Instruction: Return the entries below in their exact form, leaving the pictures out.

Task inputs:
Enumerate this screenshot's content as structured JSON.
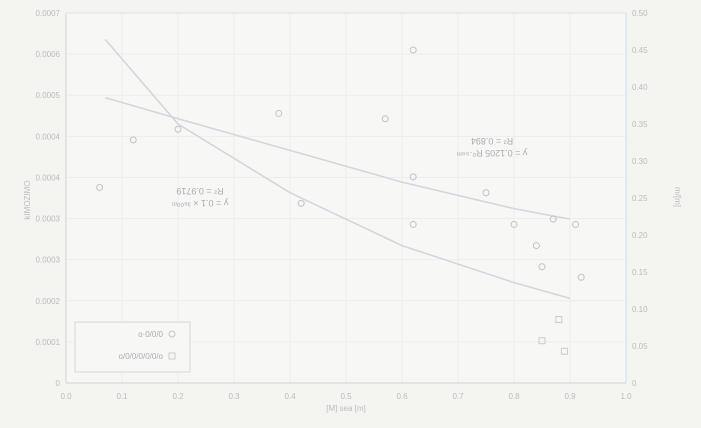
{
  "chart_data": {
    "type": "scatter",
    "xlabel": "[M] sea [m]",
    "ylabel_left": "kIMOZIMO",
    "ylabel_right": "m/[m]",
    "xlim": [
      0.0,
      1.0
    ],
    "ylim_left": [
      0,
      0.0007
    ],
    "ylim_right": [
      0,
      0.5
    ],
    "x_ticks": [
      "0.0",
      "0.1",
      "0.2",
      "0.3",
      "0.4",
      "0.5",
      "0.6",
      "0.7",
      "0.8",
      "0.9",
      "1.0"
    ],
    "y_ticks_left": [
      "0",
      "0.0001",
      "0.0002",
      "0.0003",
      "0.0003",
      "0.0004",
      "0.0004",
      "0.0005",
      "0.0006",
      "0.0007"
    ],
    "y_ticks_right": [
      "0",
      "0.05",
      "0.10",
      "0.15",
      "0.20",
      "0.25",
      "0.30",
      "0.35",
      "0.40",
      "0.45",
      "0.50"
    ],
    "grid": true,
    "legend_position": "bottom-left",
    "series": [
      {
        "name": "o·0/0/0",
        "marker": "circle",
        "axis": "left",
        "color": "#bfc3c7",
        "points": [
          [
            0.06,
            0.00037
          ],
          [
            0.12,
            0.00046
          ],
          [
            0.2,
            0.00048
          ],
          [
            0.42,
            0.00034
          ],
          [
            0.57,
            0.0005
          ],
          [
            0.62,
            0.00039
          ],
          [
            0.62,
            0.0003
          ],
          [
            0.75,
            0.00036
          ],
          [
            0.8,
            0.0003
          ],
          [
            0.84,
            0.00026
          ],
          [
            0.87,
            0.00031
          ],
          [
            0.92,
            0.0002
          ],
          [
            0.38,
            0.00051
          ],
          [
            0.62,
            0.00063
          ],
          [
            0.91,
            0.0003
          ],
          [
            0.85,
            0.00022
          ]
        ]
      },
      {
        "name": "o/0/0/0/0/0/o",
        "marker": "square",
        "axis": "left",
        "color": "#c8cbce",
        "points": [
          [
            0.85,
            8e-05
          ],
          [
            0.89,
            6e-05
          ],
          [
            0.88,
            0.00012
          ]
        ]
      }
    ],
    "trendlines": [
      {
        "axis": "left",
        "color": "#d3d6da",
        "points": [
          [
            0.07,
            0.00054
          ],
          [
            0.2,
            0.0005
          ],
          [
            0.4,
            0.00044
          ],
          [
            0.6,
            0.00038
          ],
          [
            0.8,
            0.00033
          ],
          [
            0.9,
            0.00031
          ]
        ],
        "equation": "y = 0.1205 R⁰·⁹⁹ᵐ",
        "r2": "R² = 0.894"
      },
      {
        "axis": "left",
        "color": "#d3d6da",
        "points": [
          [
            0.07,
            0.00065
          ],
          [
            0.2,
            0.00049
          ],
          [
            0.4,
            0.00036
          ],
          [
            0.6,
            0.00026
          ],
          [
            0.8,
            0.00019
          ],
          [
            0.9,
            0.00016
          ]
        ],
        "equation": "y = 0.1 × ³⁶⁰⁰ᵐ",
        "r2": "R² = 0.9719"
      }
    ]
  }
}
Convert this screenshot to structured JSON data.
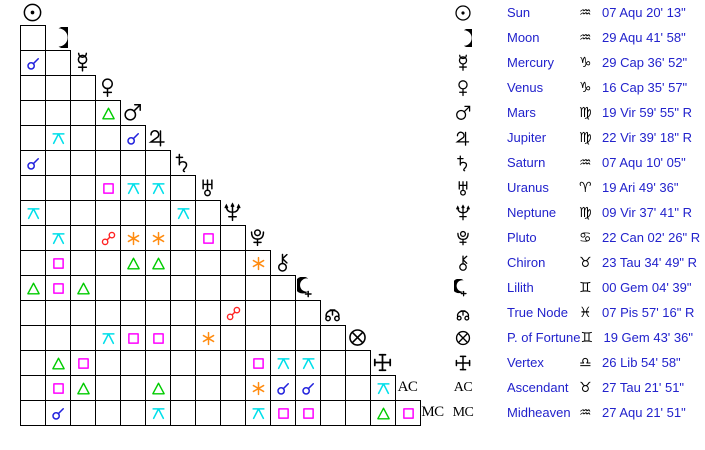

Answer for this exercise:
Enumerate this screenshot's content as structured JSON.
{
  "chart_data": {
    "type": "scatter",
    "xlabel": "[M] sea [m]",
    "ylabel_left": "kIMOZIMO",
    "ylabel_right": "m/[m]",
    "xlim": [
      0.0,
      1.0
    ],
    "ylim_left": [
      0,
      0.0007
    ],
    "ylim_right": [
      0,
      0.5
    ],
    "x_ticks": [
      "0.0",
      "0.1",
      "0.2",
      "0.3",
      "0.4",
      "0.5",
      "0.6",
      "0.7",
      "0.8",
      "0.9",
      "1.0"
    ],
    "y_ticks_left": [
      "0",
      "0.0001",
      "0.0002",
      "0.0003",
      "0.0003",
      "0.0004",
      "0.0004",
      "0.0005",
      "0.0006",
      "0.0007"
    ],
    "y_ticks_right": [
      "0",
      "0.05",
      "0.10",
      "0.15",
      "0.20",
      "0.25",
      "0.30",
      "0.35",
      "0.40",
      "0.45",
      "0.50"
    ],
    "grid": true,
    "legend_position": "bottom-left",
    "series": [
      {
        "name": "o·0/0/0",
        "marker": "circle",
        "axis": "left",
        "color": "#bfc3c7",
        "points": [
          [
            0.06,
            0.00037
          ],
          [
            0.12,
            0.00046
          ],
          [
            0.2,
            0.00048
          ],
          [
            0.42,
            0.00034
          ],
          [
            0.57,
            0.0005
          ],
          [
            0.62,
            0.00039
          ],
          [
            0.62,
            0.0003
          ],
          [
            0.75,
            0.00036
          ],
          [
            0.8,
            0.0003
          ],
          [
            0.84,
            0.00026
          ],
          [
            0.87,
            0.00031
          ],
          [
            0.92,
            0.0002
          ],
          [
            0.38,
            0.00051
          ],
          [
            0.62,
            0.00063
          ],
          [
            0.91,
            0.0003
          ],
          [
            0.85,
            0.00022
          ]
        ]
      },
      {
        "name": "o/0/0/0/0/0/o",
        "marker": "square",
        "axis": "left",
        "color": "#c8cbce",
        "points": [
          [
            0.85,
            8e-05
          ],
          [
            0.89,
            6e-05
          ],
          [
            0.88,
            0.00012
          ]
        ]
      }
    ],
    "trendlines": [
      {
        "axis": "left",
        "color": "#d3d6da",
        "points": [
          [
            0.07,
            0.00054
          ],
          [
            0.2,
            0.0005
          ],
          [
            0.4,
            0.00044
          ],
          [
            0.6,
            0.00038
          ],
          [
            0.8,
            0.00033
          ],
          [
            0.9,
            0.00031
          ]
        ],
        "equation": "y = 0.1205 R⁰·⁹⁹ᵐ",
        "r2": "R² = 0.894"
      },
      {
        "axis": "left",
        "color": "#d3d6da",
        "points": [
          [
            0.07,
            0.00065
          ],
          [
            0.2,
            0.00049
          ],
          [
            0.4,
            0.00036
          ],
          [
            0.6,
            0.00026
          ],
          [
            0.8,
            0.00019
          ],
          [
            0.9,
            0.00016
          ]
        ],
        "equation": "y = 0.1 × ³⁶⁰⁰ᵐ",
        "r2": "R² = 0.9719"
      }
    ]
  }
}
Convert this screenshot to structured JSON data.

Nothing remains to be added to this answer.